§ WHAT TO WORK ON: Count lines, not occurrences: report how many lines in the records hold the string "JSON", and nothing else.
**** AVAILABLE RECORDS ****
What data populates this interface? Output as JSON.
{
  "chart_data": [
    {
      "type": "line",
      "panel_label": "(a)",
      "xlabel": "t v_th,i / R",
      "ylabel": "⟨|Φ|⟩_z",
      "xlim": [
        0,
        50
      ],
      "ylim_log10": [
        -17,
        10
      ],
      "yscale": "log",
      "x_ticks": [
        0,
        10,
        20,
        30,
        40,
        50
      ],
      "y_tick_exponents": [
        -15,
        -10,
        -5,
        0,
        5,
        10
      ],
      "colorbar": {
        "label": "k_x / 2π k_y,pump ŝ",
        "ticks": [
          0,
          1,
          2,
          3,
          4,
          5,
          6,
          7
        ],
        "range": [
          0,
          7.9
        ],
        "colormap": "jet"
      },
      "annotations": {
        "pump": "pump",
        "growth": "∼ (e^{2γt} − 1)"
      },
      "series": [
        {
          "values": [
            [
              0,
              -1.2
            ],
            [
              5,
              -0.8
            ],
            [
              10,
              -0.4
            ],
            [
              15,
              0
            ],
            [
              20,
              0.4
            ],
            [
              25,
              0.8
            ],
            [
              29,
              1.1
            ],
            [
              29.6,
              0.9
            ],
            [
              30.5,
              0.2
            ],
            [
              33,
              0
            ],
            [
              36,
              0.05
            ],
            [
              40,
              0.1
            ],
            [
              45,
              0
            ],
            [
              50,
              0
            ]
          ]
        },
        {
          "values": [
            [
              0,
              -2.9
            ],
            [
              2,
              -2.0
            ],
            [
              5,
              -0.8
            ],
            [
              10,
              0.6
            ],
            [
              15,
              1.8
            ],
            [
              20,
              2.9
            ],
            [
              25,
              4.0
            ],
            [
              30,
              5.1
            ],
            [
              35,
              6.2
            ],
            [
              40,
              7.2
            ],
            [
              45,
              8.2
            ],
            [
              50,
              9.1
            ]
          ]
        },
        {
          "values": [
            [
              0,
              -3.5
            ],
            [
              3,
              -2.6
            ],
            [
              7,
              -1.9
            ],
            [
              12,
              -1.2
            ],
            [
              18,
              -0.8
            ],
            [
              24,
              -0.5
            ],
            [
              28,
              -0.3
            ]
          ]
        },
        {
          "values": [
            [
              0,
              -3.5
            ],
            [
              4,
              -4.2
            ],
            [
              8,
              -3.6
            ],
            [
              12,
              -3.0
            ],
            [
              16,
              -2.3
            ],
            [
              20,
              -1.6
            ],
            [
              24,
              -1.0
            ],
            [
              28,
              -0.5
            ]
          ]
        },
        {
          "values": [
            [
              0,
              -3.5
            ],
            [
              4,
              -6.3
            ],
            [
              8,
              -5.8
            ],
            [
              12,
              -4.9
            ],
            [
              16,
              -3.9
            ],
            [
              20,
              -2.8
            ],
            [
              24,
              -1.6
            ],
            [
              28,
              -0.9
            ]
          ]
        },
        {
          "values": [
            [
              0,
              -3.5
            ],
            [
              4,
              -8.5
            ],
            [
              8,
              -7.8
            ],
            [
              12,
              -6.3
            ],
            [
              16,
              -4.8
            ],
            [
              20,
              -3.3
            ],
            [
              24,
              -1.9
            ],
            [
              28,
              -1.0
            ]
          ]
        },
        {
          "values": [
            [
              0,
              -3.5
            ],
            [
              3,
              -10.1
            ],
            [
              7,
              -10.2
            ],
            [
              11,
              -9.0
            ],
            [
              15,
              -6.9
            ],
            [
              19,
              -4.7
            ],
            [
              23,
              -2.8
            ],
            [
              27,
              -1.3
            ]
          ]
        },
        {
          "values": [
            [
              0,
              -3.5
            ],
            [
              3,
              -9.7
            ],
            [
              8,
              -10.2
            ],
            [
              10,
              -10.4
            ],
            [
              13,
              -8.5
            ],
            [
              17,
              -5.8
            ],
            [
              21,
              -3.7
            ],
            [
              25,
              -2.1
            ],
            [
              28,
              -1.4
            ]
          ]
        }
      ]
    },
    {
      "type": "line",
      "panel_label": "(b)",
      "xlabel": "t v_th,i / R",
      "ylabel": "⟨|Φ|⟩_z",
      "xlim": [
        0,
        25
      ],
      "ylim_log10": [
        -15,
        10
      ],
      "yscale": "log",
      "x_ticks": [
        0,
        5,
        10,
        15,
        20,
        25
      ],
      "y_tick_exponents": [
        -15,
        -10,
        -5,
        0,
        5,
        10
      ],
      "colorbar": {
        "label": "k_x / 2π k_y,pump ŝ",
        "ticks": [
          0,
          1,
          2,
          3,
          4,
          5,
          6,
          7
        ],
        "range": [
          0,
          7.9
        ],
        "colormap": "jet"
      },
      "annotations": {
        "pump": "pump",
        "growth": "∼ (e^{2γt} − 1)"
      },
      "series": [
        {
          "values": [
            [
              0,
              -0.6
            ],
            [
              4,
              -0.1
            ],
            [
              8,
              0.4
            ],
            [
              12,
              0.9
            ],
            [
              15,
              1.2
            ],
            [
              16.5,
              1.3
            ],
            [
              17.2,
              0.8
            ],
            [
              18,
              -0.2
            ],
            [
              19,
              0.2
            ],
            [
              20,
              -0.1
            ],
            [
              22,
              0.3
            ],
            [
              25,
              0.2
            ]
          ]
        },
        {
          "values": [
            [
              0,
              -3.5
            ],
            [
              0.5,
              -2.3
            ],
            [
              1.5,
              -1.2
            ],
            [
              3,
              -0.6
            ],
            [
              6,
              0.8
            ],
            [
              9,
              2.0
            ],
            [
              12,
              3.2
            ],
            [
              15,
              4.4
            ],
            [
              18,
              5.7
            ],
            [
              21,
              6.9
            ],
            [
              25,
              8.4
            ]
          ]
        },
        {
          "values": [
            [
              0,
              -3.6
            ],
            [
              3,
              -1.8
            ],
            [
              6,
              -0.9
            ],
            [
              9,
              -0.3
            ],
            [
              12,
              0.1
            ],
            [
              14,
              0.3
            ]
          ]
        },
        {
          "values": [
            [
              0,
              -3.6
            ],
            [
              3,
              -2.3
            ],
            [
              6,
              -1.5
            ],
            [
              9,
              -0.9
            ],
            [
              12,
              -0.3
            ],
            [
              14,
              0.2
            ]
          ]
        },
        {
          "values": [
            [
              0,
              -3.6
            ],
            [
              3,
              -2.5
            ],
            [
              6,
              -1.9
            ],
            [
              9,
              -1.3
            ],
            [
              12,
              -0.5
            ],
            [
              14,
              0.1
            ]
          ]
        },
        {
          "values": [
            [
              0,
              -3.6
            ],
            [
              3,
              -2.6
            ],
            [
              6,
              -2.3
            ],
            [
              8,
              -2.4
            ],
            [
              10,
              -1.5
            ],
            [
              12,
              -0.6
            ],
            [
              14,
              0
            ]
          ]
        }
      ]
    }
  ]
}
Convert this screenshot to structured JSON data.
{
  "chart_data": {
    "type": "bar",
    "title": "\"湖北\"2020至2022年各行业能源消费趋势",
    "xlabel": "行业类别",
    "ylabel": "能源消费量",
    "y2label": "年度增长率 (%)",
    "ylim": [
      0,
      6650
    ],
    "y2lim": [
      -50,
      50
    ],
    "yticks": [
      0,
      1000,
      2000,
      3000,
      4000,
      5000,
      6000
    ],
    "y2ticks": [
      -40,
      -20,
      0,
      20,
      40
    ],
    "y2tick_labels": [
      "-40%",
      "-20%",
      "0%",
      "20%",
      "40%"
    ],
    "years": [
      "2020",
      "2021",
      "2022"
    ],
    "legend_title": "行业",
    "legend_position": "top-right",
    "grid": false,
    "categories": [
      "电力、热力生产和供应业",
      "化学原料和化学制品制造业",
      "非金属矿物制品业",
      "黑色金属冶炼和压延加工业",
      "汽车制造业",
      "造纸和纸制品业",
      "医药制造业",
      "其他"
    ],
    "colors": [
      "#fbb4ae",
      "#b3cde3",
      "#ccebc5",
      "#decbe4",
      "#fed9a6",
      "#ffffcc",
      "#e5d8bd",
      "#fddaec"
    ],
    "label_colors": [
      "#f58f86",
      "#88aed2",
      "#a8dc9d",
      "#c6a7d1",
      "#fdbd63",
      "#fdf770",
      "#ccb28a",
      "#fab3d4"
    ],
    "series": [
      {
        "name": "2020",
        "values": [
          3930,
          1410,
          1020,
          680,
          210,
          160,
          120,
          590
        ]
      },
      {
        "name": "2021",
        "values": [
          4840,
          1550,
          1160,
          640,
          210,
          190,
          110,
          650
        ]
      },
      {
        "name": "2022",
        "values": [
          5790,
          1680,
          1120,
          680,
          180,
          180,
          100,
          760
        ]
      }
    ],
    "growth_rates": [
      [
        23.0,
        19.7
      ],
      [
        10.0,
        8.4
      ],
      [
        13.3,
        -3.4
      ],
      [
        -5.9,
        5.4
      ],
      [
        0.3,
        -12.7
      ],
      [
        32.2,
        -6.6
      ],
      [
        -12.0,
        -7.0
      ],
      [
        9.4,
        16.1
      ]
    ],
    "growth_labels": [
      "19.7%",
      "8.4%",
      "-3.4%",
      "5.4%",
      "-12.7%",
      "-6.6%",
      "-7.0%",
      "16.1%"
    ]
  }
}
****
§ THE RESULT: 2